• [EXERCISE DESCRIPTION] Reproduce all the entries exactly and keep the pictures out.

• [RECORDS TO USE]

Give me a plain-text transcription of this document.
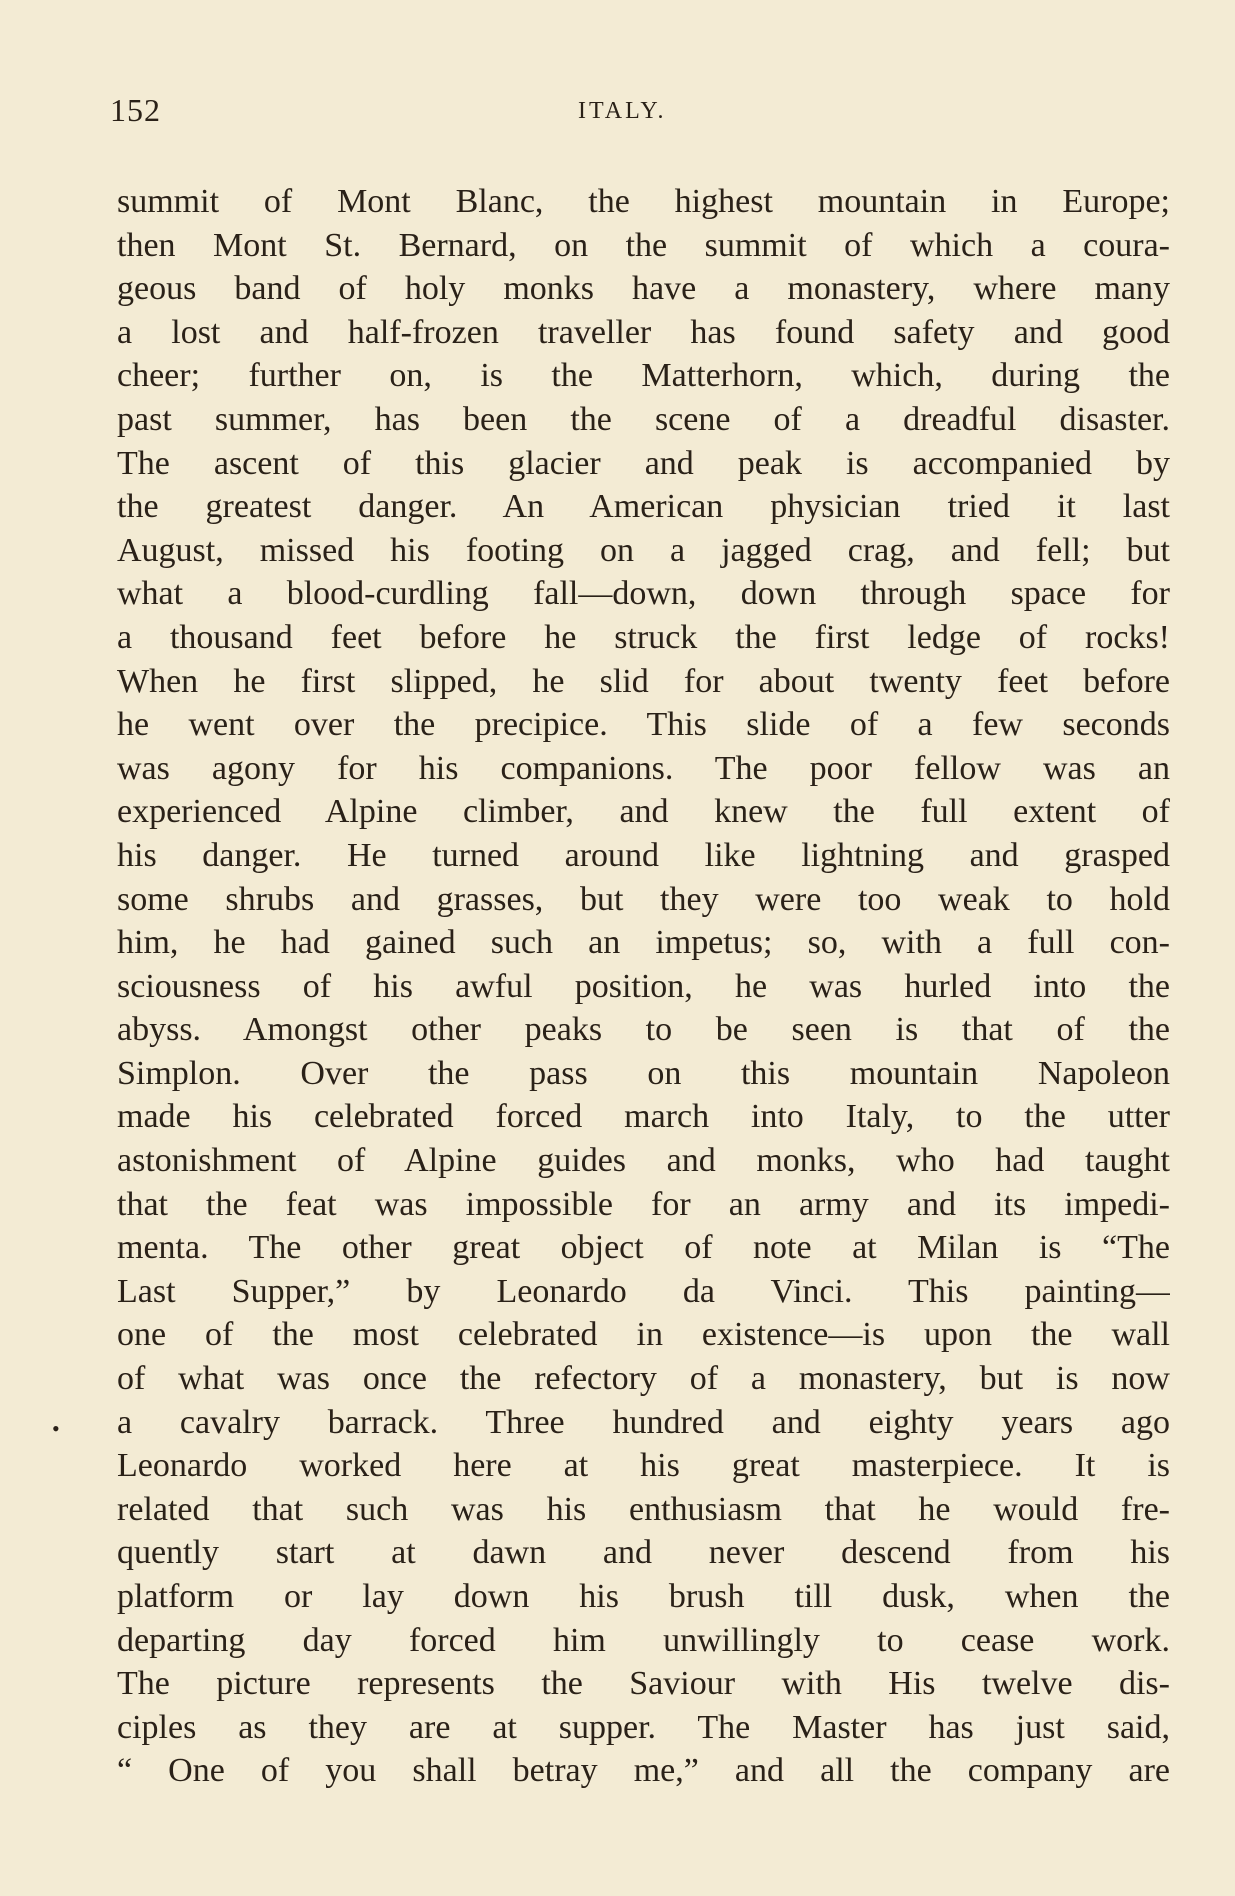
152	ITALY.
•
summit of Mont Blanc, the highest mountain in Europe;
then Mont St. Bernard, on the summit of which a coura-
geous band of holy monks have a monastery, where many
a lost and half-frozen traveller has found safety and good
cheer; further on, is the Matterhorn, which, during the
past summer, has been the scene of a dreadful disaster.
The ascent of this glacier and peak is accompanied by
the greatest danger. An American physician tried it last
August, missed his footing on a jagged crag, and fell; but
what a blood-curdling fall—down, down through space for
a thousand feet before he struck the first ledge of rocks!
When he first slipped, he slid for about twenty feet before
he went over the precipice. This slide of a few seconds
was agony for his companions. The poor fellow was an
experienced Alpine climber, and knew the full extent of
his danger. He turned around like lightning and grasped
some shrubs and grasses, but they were too weak to hold
him, he had gained such an impetus; so, with a full con-
sciousness of his awful position, he was hurled into the
abyss. Amongst other peaks to be seen is that of the
Simplon. Over the pass on this mountain Napoleon
made his celebrated forced march into Italy, to the utter
astonishment of Alpine guides and monks, who had taught
that the feat was impossible for an army and its impedi-
menta. The other great object of note at Milan is “The
Last Supper,” by Leonardo da Vinci. This painting—
one of the most celebrated in existence—is upon the wall
of what was once the refectory of a monastery, but is now
a cavalry barrack. Three hundred and eighty years ago
Leonardo worked here at his great masterpiece. It is
related that such was his enthusiasm that he would fre-
quently start at dawn and never descend from his
platform or lay down his brush till dusk, when the
departing day forced him unwillingly to cease work.
The picture represents the Saviour with His twelve dis-
ciples as they are at supper. The Master has just said,
“ One of you shall betray me,” and all the company are
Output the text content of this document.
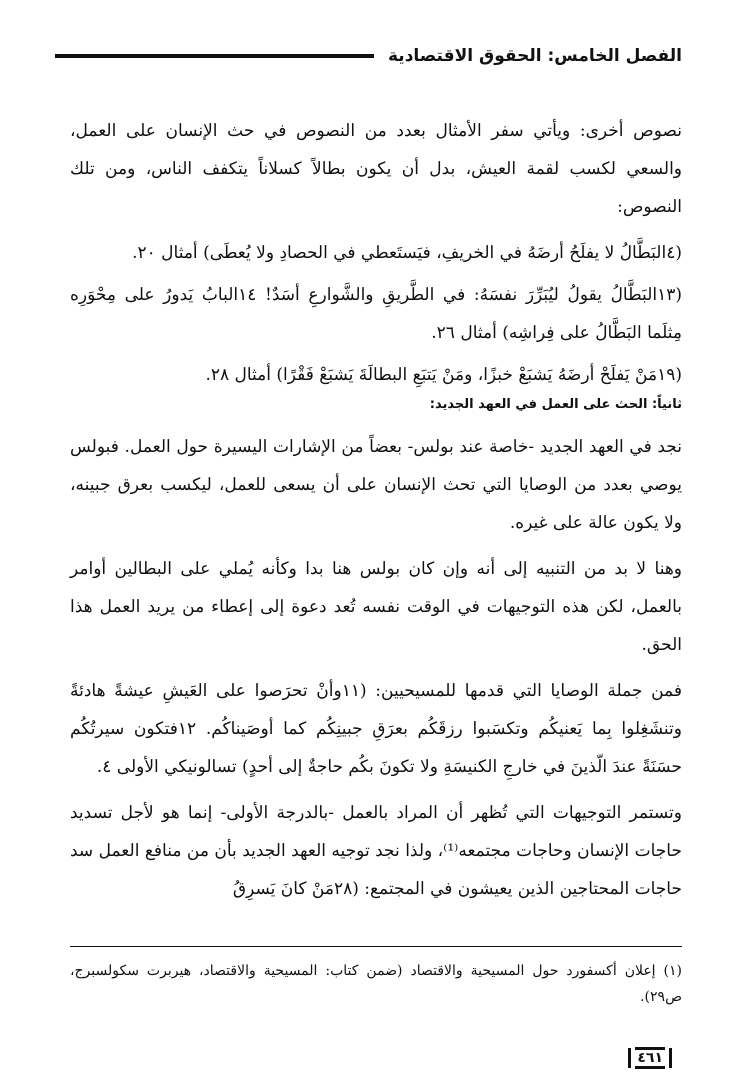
الفصل الخامس: الحقوق الاقتصادية

نصوص أخرى: ويأتي سفر الأمثال بعدد من النصوص في حث الإنسان على العمل، والسعي لكسب لقمة العيش، بدل أن يكون بطالاً كسلاناً يتكفف الناس، ومن تلك النصوص:

(٤البَطَّالُ لا يفلَحُ أرضَهُ في الخريفِ، فيَستَعطي في الحصادِ ولا يُعطَى) أمثال ٢٠.

(١٣البَطَّالُ يقولُ ليُبَرِّرَ نفسَهُ: في الطَّريقِ والشَّوارعِ أسَدٌ! ١٤البابُ يَدورُ على مِحْوَرِه مِثلَما البَطَّالُ على فِراشِه) أمثال ٢٦.

(١٩مَنْ يَفلَحْ أرضَهُ يَشبَعْ خبزًا، ومَنْ يَتبَعِ البطالَةَ يَشبَعْ فَقْرًا) أمثال ٢٨.

ثانياً: الحث على العمل في العهد الجديد:

نجد في العهد الجديد -خاصة عند بولس- بعضاً من الإشارات اليسيرة حول العمل. فبولس يوصي بعدد من الوصايا التي تحث الإنسان على أن يسعى للعمل، ليكسب بعرق جبينه، ولا يكون عالة على غيره.

وهنا لا بد من التنبيه إلى أنه وإن كان بولس هنا بدا وكأنه يُملي على البطالين أوامر بالعمل، لكن هذه التوجيهات في الوقت نفسه تُعد دعوة إلى إعطاء من يريد العمل هذا الحق.

فمن جملة الوصايا التي قدمها للمسيحيين: (١١وأنْ تحرَصوا على العَيشِ عيشةً هادئةً وتنشَغِلوا بِما يَعنيكُم وتكسَبوا رزقَكُم بعرَقِ جبينِكُم كما أوصَيناكُم. ١٢فتكون سيرتُكُم حسَنَةً عندَ الّذينَ في خارجِ الكنيسَةِ ولا تكونَ بكُم حاجةٌ إلى أحدٍ) تسالونيكي الأولى ٤.

وتستمر التوجيهات التي تُظهر أن المراد بالعمل -بالدرجة الأولى- إنما هو لأجل تسديد حاجات الإنسان وحاجات مجتمعه⁽¹⁾، ولذا نجد توجيه العهد الجديد بأن من منافع العمل سد حاجات المحتاجين الذين يعيشون في المجتمع: (٢٨مَنْ كانَ يَسرِقُ

(١) إعلان أكسفورد حول المسيحية والاقتصاد (ضمن كتاب: المسيحية والاقتصاد، هيربرت سكولسبرج، ص٢٩).
٤٦١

• [WRITTEN SOLUTION]
Give me a plain-text transcription of this document.
152	ITALY.
•
summit of Mont Blanc, the highest mountain in Europe;
then Mont St. Bernard, on the summit of which a coura-
geous band of holy monks have a monastery, where many
a lost and half-frozen traveller has found safety and good
cheer; further on, is the Matterhorn, which, during the
past summer, has been the scene of a dreadful disaster.
The ascent of this glacier and peak is accompanied by
the greatest danger. An American physician tried it last
August, missed his footing on a jagged crag, and fell; but
what a blood-curdling fall—down, down through space for
a thousand feet before he struck the first ledge of rocks!
When he first slipped, he slid for about twenty feet before
he went over the precipice. This slide of a few seconds
was agony for his companions. The poor fellow was an
experienced Alpine climber, and knew the full extent of
his danger. He turned around like lightning and grasped
some shrubs and grasses, but they were too weak to hold
him, he had gained such an impetus; so, with a full con-
sciousness of his awful position, he was hurled into the
abyss. Amongst other peaks to be seen is that of the
Simplon. Over the pass on this mountain Napoleon
made his celebrated forced march into Italy, to the utter
astonishment of Alpine guides and monks, who had taught
that the feat was impossible for an army and its impedi-
menta. The other great object of note at Milan is “The
Last Supper,” by Leonardo da Vinci. This painting—
one of the most celebrated in existence—is upon the wall
of what was once the refectory of a monastery, but is now
a cavalry barrack. Three hundred and eighty years ago
Leonardo worked here at his great masterpiece. It is
related that such was his enthusiasm that he would fre-
quently start at dawn and never descend from his
platform or lay down his brush till dusk, when the
departing day forced him unwillingly to cease work.
The picture represents the Saviour with His twelve dis-
ciples as they are at supper. The Master has just said,
“ One of you shall betray me,” and all the company are
Output the text content of this document.
الفصل الخامس: الحقوق الاقتصادية

نصوص أخرى: ويأتي سفر الأمثال بعدد من النصوص في حث الإنسان على العمل، والسعي لكسب لقمة العيش، بدل أن يكون بطالاً كسلاناً يتكفف الناس، ومن تلك النصوص:

(٤البَطَّالُ لا يفلَحُ أرضَهُ في الخريفِ، فيَستَعطي في الحصادِ ولا يُعطَى) أمثال ٢٠.

(١٣البَطَّالُ يقولُ ليُبَرِّرَ نفسَهُ: في الطَّريقِ والشَّوارعِ أسَدٌ! ١٤البابُ يَدورُ على مِحْوَرِه مِثلَما البَطَّالُ على فِراشِه) أمثال ٢٦.

(١٩مَنْ يَفلَحْ أرضَهُ يَشبَعْ خبزًا، ومَنْ يَتبَعِ البطالَةَ يَشبَعْ فَقْرًا) أمثال ٢٨.

ثانياً: الحث على العمل في العهد الجديد:

نجد في العهد الجديد -خاصة عند بولس- بعضاً من الإشارات اليسيرة حول العمل. فبولس يوصي بعدد من الوصايا التي تحث الإنسان على أن يسعى للعمل، ليكسب بعرق جبينه، ولا يكون عالة على غيره.

وهنا لا بد من التنبيه إلى أنه وإن كان بولس هنا بدا وكأنه يُملي على البطالين أوامر بالعمل، لكن هذه التوجيهات في الوقت نفسه تُعد دعوة إلى إعطاء من يريد العمل هذا الحق.

فمن جملة الوصايا التي قدمها للمسيحيين: (١١وأنْ تحرَصوا على العَيشِ عيشةً هادئةً وتنشَغِلوا بِما يَعنيكُم وتكسَبوا رزقَكُم بعرَقِ جبينِكُم كما أوصَيناكُم. ١٢فتكون سيرتُكُم حسَنَةً عندَ الّذينَ في خارجِ الكنيسَةِ ولا تكونَ بكُم حاجةٌ إلى أحدٍ) تسالونيكي الأولى ٤.

وتستمر التوجيهات التي تُظهر أن المراد بالعمل -بالدرجة الأولى- إنما هو لأجل تسديد حاجات الإنسان وحاجات مجتمعه⁽¹⁾، ولذا نجد توجيه العهد الجديد بأن من منافع العمل سد حاجات المحتاجين الذين يعيشون في المجتمع: (٢٨مَنْ كانَ يَسرِقُ

(١) إعلان أكسفورد حول المسيحية والاقتصاد (ضمن كتاب: المسيحية والاقتصاد، هيربرت سكولسبرج، ص٢٩).
٤٦١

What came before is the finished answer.